◆ **YOUR TASK**
Hunt for the word "network" across the entries below, copying each line that holds it.

(Dataset items)

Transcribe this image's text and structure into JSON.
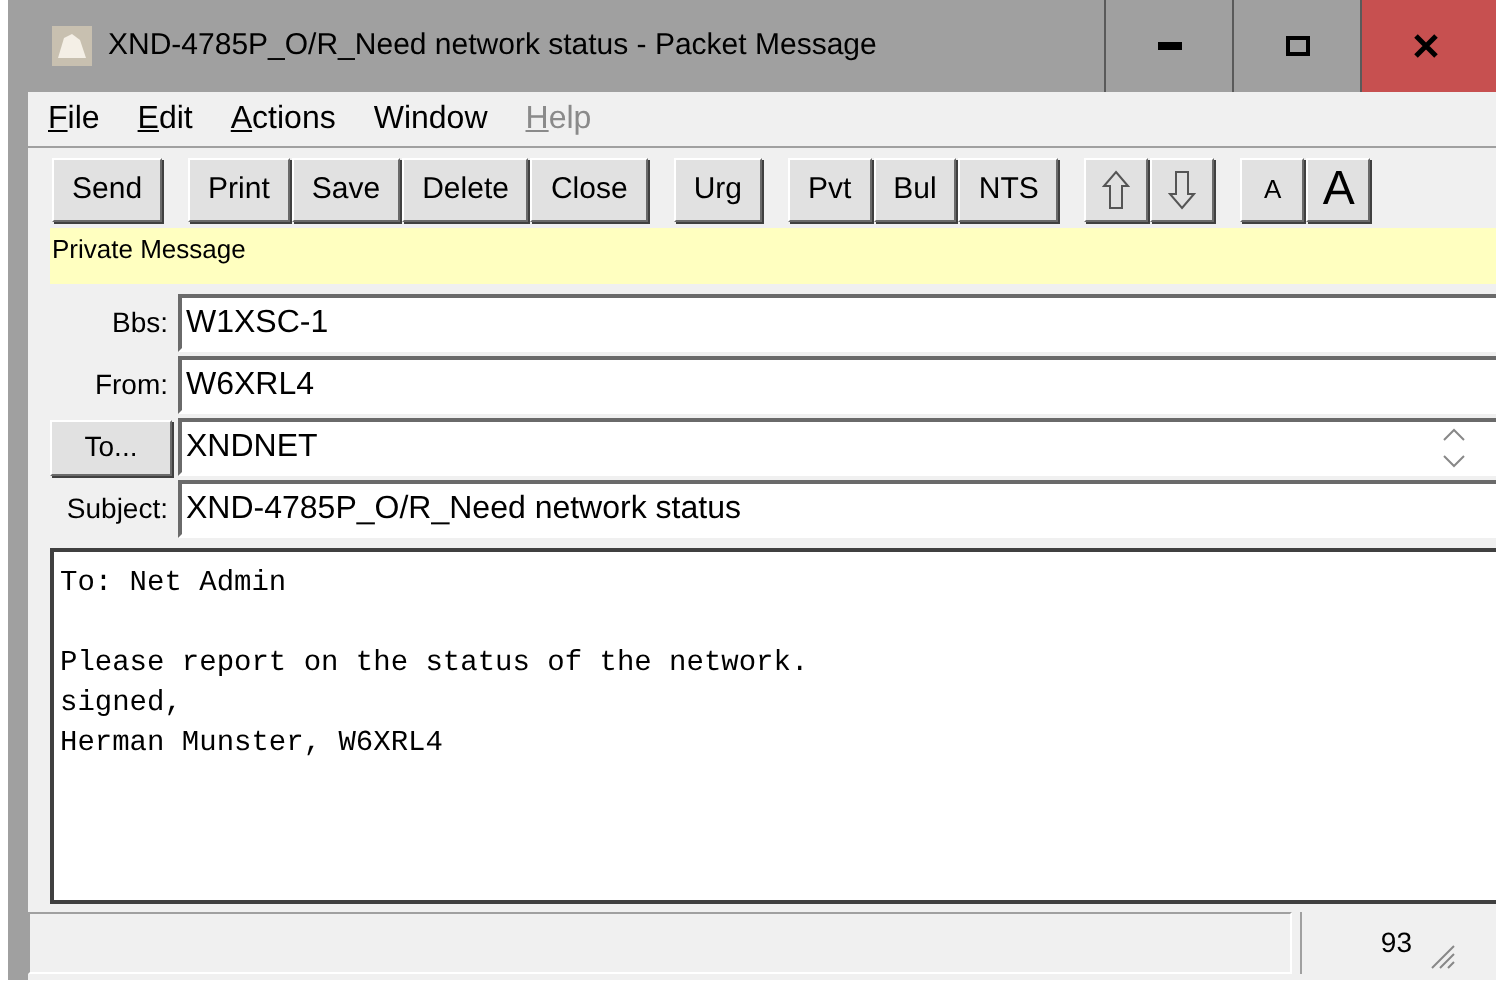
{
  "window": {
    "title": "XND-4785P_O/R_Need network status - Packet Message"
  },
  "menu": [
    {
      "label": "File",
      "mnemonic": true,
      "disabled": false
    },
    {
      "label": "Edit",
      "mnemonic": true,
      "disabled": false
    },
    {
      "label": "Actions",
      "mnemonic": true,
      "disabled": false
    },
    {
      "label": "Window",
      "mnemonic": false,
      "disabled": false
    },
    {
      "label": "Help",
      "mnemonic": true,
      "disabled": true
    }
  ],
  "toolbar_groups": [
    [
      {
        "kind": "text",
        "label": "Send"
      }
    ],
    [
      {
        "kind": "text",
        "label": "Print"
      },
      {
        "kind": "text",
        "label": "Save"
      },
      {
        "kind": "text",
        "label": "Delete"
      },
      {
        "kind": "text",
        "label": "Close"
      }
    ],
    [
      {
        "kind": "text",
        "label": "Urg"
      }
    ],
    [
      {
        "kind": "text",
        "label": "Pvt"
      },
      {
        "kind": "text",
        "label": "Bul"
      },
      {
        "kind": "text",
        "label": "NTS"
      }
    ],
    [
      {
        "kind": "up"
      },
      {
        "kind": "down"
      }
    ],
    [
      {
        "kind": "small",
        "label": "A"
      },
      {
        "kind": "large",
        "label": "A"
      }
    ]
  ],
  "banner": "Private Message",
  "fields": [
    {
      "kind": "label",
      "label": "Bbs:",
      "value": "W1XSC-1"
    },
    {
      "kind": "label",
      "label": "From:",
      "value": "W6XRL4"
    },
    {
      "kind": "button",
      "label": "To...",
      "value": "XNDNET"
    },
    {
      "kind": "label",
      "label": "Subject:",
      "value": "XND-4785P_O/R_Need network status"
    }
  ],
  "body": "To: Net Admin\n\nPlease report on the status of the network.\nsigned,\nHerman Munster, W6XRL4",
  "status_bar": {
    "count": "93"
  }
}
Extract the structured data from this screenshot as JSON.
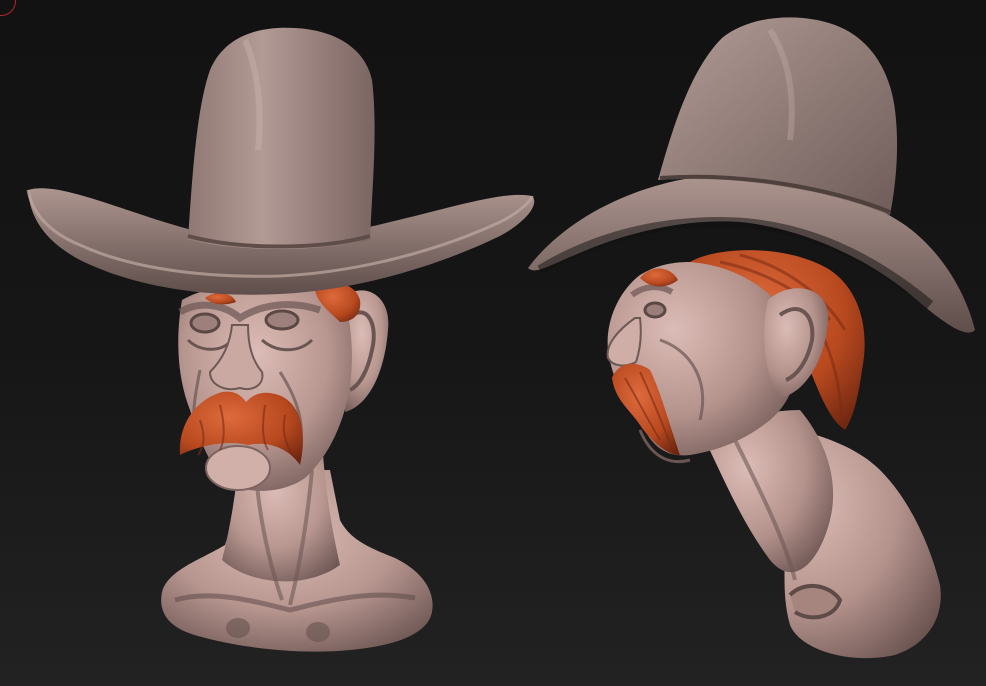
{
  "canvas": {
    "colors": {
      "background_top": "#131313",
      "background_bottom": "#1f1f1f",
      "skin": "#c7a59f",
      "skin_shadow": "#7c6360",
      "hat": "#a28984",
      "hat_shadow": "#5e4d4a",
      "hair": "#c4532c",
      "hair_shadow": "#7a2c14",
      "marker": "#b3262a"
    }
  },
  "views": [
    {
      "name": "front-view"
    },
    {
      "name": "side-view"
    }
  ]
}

◆ **RESPONSE TO THIS TASK**
    "title": "XND-4785P_O/R_Need network status - Packet Message"
      "value": "XND-4785P_O/R_Need network status"
  "body": "To: Net Admin\n\nPlease report on the status of the network.\nsigned,\nHerman Munster, W6XRL4",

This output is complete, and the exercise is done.